Start of EXCERPTED RECORDS
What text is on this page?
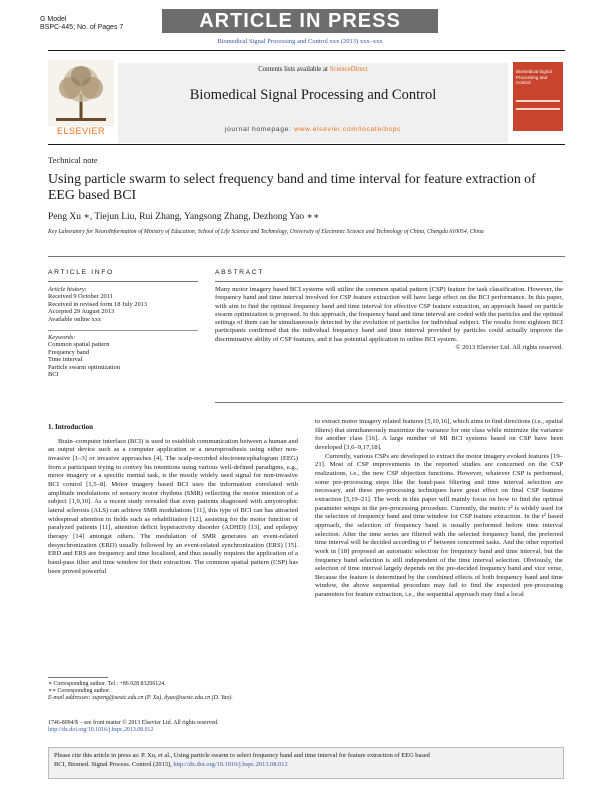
G Model
BSPC-445; No. of Pages 7	ARTICLE IN PRESS
Biomedical Signal Processing and Control xxx (2013) xxx–xxx
ELSEVIER
Contents lists available at ScienceDirect
Biomedical Signal Processing and Control
journal homepage: www.elsevier.com/locate/bspc
Biomedical Signal Processing and Control
Technical note
Using particle swarm to select frequency band and time interval for feature extraction of EEG based BCI
Peng Xu ∗, Tiejun Liu, Rui Zhang, Yangsong Zhang, Dezhong Yao ∗∗
Key Laboratory for NeuroInformation of Ministry of Education, School of Life Science and Technology, University of Electronic Science and Technology of China, Chengdu 610054, China
ARTICLE INFO
Article history:
Received 9 October 2011
Received in revised form 18 July 2013
Accepted 29 August 2013
Available online xxx
Keywords:
Common spatial pattern
Frequency band
Time interval
Particle swarm optimization
BCI
ABSTRACT
Many motor imagery based BCI systems will utilize the common spatial pattern (CSP) feature for task classification. However, the frequency band and time interval involved for CSP feature extraction will have large effect on the BCI performance. In this paper, with aim to find the optimal frequency band and time interval for effective CSP feature extraction, an approach based on particle swarm optimization is proposed. In this approach, the frequency band and time interval are coded with the particles and the optimal settings of them can be simultaneously detected by the evolution of particles for individual subject. The results from eighteen BCI participants confirmed that the individual frequency band and time interval provided by particles could actually improve the discriminative ability of CSP features, and it has potential application in online BCI system.
© 2013 Elsevier Ltd. All rights reserved.
1. Introduction

Brain–computer interface (BCI) is used to establish communication between a human and an output device such as a computer application or a neuroprosthesis using either non-invasive [1–3] or invasive approaches [4]. The scalp-recorded electroencephalogram (EEG) from a participant trying to convey his intentions using various well-defined paradigms, e.g., motor imagery or a specific mental task, is the mostly widely used signal for non-invasive BCI control [1,5–8]. Motor imagery based BCI uses the information correlated with amplitude modulations of sensory motor rhythms (SMR) reflecting the motor intention of a subject [1,9,10]. As a recent study revealed that even patients diagnosed with amyotrophic lateral sclerosis (ALS) can achieve SMR modulations [11], this type of BCI can has attracted widespread attention in fields such as rehabilitation [12], assisting for the motor function of paralyzed patients [11], attention deficit hyperactivity disorder (ADHD) [13], and epilepsy therapy [14] amongst others. The modulation of SMR generates an event-related desynchronization (ERD) usually followed by an event-related synchronization (ERS) [15]. ERD and ERS are frequency and time localized, and thus usually requires the application of a band-pass filter and time window for their extraction. The common spatial pattern (CSP) has been proved powerful

to extract motor imagery related features [5,10,16], which aims to find directions (i.e., spatial filters) that simultaneously maximize the variance for one class while minimize the variance for another class [16]. A large number of MI BCI systems based on CSP have been developed [3,6–9,17,18].

Currently, various CSPs are developed to extract the motor imagery evoked features [19–21]. Most of CSP improvements in the reported studies are concerned on the CSP realizations, i.e., the new CSP objection functions. However, whatever CSP is performed, some pre-processing steps like the band-pass filtering and time interval selection are necessary, and these pre-processing techniques have great effect on final CSP features extraction [5,19–21]. The work in this paper will mainly focus on how to find the optimal parameter setups in the pre-processing procedure. Currently, the metric r² is widely used for the selection of frequency band and time window for CSP feature extraction. In the r² based approach, the selection of frequency band is usually performed before time interval selection. After the time series are filtered with the selected frequency band, the preferred time interval will be decided according to r² between concerned tasks. And the other reported work in [18] proposed an automatic selection for frequency band and time interval, but the frequency band selection is still independent of the time interval selection. Obviously, the selection of time interval largely depends on the pre-decided frequency band and vice verse, Because the feature is determined by the combined effects of both frequency band and time window, the above sequential procedure may fail to find the expected pre-processing parameters for feature extraction, i.e., the sequential approach may find a local

∗ Corresponding author. Tel.: +86 028 83206124.
∗∗ Corresponding author.
E-mail addresses: xupeng@uestc.edu.cn (P. Xu), dyao@uestc.edu.cn (D. Yao).
1746-8094/$ – see front matter © 2013 Elsevier Ltd. All rights reserved.
http://dx.doi.org/10.1016/j.bspc.2013.08.012
Please cite this article in press as: P. Xu, et al., Using particle swarm to select frequency band and time interval for feature extraction of EEG based
BCI, Biomed. Signal Process. Control (2013), http://dx.doi.org/10.1016/j.bspc.2013.08.012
End of EXCERPTED RECORDS
EXERCISE DIRECTIONS -> Please go through the material and return each line where the word "author" appears.

RESULT OF THE EXERCISE ->
∗ Corresponding author. Tel.: +86 028 83206124.
∗∗ Corresponding author.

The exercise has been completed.